(Dataset items)
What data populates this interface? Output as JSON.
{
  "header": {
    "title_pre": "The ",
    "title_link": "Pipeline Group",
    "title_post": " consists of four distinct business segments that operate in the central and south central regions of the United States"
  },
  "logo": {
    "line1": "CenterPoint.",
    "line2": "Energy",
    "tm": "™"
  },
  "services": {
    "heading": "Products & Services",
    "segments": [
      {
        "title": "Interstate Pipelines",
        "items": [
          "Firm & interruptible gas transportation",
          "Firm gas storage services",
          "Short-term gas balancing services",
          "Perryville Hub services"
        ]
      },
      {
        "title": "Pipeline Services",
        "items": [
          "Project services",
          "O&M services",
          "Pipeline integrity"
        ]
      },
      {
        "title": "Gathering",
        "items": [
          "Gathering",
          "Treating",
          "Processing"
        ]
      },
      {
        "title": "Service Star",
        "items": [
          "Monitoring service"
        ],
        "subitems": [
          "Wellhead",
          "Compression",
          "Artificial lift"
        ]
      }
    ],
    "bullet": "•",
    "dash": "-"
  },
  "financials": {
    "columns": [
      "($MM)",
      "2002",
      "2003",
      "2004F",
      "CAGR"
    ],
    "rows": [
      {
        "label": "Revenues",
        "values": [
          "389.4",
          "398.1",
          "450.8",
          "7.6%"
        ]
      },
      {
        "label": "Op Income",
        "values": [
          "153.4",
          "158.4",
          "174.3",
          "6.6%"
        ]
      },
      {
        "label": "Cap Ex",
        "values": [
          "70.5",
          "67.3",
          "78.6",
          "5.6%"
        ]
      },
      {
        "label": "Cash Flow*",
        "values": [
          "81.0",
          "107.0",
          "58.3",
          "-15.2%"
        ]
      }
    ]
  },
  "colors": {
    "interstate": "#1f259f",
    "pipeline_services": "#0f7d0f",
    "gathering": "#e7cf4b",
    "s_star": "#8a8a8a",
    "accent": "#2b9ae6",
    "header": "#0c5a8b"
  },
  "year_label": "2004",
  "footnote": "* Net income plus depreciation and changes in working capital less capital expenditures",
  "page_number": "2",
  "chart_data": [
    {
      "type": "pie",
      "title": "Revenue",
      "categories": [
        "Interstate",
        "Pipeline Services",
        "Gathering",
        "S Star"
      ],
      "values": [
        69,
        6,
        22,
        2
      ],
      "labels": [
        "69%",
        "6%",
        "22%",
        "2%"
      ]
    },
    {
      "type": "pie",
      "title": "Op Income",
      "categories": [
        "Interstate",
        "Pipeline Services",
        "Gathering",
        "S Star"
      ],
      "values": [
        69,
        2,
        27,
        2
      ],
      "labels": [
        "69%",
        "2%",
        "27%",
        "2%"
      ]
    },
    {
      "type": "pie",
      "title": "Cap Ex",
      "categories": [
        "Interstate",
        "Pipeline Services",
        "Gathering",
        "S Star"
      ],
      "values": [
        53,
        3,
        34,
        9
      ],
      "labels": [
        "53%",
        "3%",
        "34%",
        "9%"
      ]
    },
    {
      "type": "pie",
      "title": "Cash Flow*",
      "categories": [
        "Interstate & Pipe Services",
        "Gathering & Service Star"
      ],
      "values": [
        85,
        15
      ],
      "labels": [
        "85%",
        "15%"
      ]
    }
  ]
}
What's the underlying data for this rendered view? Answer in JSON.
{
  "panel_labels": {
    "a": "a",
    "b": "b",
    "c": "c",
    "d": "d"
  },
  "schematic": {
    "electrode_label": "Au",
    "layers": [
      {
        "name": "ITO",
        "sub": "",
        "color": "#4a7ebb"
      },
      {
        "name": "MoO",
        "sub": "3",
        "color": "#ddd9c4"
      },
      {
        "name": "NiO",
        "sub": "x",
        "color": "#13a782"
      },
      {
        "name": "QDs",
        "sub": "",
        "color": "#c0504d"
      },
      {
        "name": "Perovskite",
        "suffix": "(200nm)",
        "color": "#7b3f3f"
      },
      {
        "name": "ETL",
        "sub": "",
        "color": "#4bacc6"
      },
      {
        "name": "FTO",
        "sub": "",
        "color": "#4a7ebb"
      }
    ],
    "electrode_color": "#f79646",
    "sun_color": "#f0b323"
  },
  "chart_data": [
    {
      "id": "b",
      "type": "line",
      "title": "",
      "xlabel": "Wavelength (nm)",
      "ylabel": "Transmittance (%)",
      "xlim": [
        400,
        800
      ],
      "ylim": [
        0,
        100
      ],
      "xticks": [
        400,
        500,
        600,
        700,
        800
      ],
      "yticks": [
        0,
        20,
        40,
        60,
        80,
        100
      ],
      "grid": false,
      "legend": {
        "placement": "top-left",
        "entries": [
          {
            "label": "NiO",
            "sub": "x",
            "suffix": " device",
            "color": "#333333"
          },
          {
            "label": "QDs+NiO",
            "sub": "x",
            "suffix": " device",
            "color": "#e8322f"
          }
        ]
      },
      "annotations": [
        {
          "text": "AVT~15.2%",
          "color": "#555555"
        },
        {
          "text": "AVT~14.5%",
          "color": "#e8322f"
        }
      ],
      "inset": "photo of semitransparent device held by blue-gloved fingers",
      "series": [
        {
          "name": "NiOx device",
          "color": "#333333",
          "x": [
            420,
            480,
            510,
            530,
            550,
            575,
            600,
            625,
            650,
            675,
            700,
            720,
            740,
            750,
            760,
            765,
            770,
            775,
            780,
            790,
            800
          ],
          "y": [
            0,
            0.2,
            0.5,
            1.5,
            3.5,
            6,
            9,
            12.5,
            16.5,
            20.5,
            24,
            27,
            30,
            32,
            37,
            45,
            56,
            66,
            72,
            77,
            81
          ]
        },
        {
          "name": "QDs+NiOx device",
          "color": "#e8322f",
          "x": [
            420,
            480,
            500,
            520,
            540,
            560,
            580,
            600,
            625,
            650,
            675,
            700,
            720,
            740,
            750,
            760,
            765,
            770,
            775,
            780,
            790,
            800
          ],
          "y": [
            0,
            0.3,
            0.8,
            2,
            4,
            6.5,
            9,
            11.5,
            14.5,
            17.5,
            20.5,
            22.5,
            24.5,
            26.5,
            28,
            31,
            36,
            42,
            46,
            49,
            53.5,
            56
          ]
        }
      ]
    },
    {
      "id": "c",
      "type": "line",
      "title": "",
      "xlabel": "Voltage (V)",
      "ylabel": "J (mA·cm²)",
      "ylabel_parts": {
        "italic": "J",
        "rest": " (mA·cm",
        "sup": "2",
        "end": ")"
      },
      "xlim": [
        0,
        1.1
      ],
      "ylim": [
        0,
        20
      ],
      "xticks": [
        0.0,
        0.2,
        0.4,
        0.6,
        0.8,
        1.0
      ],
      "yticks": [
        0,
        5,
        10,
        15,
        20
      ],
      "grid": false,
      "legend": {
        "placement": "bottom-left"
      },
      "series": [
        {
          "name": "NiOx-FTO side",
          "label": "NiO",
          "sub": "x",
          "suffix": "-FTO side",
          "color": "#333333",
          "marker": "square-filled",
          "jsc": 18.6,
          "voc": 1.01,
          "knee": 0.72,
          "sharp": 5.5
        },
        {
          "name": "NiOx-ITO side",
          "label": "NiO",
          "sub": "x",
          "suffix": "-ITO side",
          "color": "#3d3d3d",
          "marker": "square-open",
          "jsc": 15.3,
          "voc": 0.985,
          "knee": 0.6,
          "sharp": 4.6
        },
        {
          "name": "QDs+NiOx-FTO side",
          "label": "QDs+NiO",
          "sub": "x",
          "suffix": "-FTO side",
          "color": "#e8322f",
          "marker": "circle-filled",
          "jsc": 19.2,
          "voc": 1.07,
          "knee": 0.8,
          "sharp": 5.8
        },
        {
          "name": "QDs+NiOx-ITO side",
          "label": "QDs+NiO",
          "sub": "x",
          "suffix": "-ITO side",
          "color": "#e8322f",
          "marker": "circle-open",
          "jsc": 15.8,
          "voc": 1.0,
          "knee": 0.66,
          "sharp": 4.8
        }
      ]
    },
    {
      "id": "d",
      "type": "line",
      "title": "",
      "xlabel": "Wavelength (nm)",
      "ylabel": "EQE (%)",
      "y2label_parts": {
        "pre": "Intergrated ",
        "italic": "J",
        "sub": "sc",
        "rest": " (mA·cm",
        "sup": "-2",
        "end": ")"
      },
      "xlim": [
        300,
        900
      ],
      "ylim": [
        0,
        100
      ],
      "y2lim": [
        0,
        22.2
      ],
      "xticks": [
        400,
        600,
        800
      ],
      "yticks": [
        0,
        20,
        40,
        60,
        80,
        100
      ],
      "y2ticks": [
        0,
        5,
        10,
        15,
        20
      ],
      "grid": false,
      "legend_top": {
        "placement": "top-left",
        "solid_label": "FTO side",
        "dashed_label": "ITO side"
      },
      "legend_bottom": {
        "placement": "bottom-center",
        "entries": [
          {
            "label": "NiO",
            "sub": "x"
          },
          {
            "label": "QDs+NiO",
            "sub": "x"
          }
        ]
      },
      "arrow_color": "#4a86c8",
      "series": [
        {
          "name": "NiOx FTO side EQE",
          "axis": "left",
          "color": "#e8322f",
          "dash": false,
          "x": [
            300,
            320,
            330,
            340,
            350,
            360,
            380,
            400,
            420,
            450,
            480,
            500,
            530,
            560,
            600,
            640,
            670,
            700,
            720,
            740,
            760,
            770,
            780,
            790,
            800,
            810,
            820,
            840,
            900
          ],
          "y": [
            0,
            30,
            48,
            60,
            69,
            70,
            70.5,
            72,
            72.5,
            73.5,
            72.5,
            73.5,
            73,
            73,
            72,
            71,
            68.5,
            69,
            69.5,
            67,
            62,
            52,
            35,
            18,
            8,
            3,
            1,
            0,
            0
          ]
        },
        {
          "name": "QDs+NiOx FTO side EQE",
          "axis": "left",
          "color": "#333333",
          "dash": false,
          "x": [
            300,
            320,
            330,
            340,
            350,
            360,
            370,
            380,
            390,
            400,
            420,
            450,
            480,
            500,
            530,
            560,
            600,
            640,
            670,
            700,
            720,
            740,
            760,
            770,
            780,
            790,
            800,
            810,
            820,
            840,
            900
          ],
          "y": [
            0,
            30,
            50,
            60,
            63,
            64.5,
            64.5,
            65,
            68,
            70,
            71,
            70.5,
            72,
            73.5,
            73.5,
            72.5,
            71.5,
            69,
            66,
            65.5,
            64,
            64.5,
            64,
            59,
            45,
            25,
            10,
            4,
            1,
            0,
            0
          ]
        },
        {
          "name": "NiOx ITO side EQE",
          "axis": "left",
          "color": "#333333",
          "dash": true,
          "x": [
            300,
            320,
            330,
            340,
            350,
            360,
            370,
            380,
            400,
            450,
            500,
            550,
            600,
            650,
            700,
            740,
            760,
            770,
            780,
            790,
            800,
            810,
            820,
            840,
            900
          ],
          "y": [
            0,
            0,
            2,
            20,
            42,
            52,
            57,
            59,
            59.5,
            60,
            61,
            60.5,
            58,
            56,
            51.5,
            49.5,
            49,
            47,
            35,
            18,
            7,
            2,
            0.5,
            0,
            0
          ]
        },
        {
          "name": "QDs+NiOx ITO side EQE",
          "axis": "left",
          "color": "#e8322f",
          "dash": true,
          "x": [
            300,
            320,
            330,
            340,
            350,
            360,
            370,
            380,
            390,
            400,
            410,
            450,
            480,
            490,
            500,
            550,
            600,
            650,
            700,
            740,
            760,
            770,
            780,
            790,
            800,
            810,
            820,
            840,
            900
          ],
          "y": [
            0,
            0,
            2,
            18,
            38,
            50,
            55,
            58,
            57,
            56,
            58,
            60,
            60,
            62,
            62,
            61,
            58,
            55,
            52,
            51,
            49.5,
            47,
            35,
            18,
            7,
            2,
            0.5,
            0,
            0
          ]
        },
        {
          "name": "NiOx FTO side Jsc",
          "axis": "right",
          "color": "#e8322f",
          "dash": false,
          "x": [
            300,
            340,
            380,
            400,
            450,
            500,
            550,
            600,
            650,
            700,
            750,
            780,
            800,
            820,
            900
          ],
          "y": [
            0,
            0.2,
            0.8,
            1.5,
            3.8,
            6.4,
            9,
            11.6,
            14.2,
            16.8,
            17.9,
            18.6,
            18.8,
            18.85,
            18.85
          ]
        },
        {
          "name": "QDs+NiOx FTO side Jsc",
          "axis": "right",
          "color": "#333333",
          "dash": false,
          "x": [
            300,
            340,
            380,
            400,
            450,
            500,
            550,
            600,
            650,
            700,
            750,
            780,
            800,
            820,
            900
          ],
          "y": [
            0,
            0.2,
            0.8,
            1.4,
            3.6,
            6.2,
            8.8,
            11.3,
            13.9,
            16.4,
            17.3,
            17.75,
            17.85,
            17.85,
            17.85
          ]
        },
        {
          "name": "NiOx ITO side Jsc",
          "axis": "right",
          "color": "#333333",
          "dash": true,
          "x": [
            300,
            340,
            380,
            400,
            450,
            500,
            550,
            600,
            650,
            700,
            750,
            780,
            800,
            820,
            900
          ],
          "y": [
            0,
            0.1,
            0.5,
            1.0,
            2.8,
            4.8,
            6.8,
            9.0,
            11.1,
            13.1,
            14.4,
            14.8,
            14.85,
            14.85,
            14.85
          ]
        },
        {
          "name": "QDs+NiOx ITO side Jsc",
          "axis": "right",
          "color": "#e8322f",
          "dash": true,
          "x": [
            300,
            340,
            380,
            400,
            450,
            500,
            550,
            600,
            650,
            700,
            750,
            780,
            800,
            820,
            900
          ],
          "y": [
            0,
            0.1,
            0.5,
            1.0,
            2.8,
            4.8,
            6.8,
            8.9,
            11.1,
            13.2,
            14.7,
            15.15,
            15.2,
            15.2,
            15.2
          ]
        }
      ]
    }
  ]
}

THE TASK> Say how many lines in the records above hold "marker", and give no other text.

WRITTEN ANSWER> 4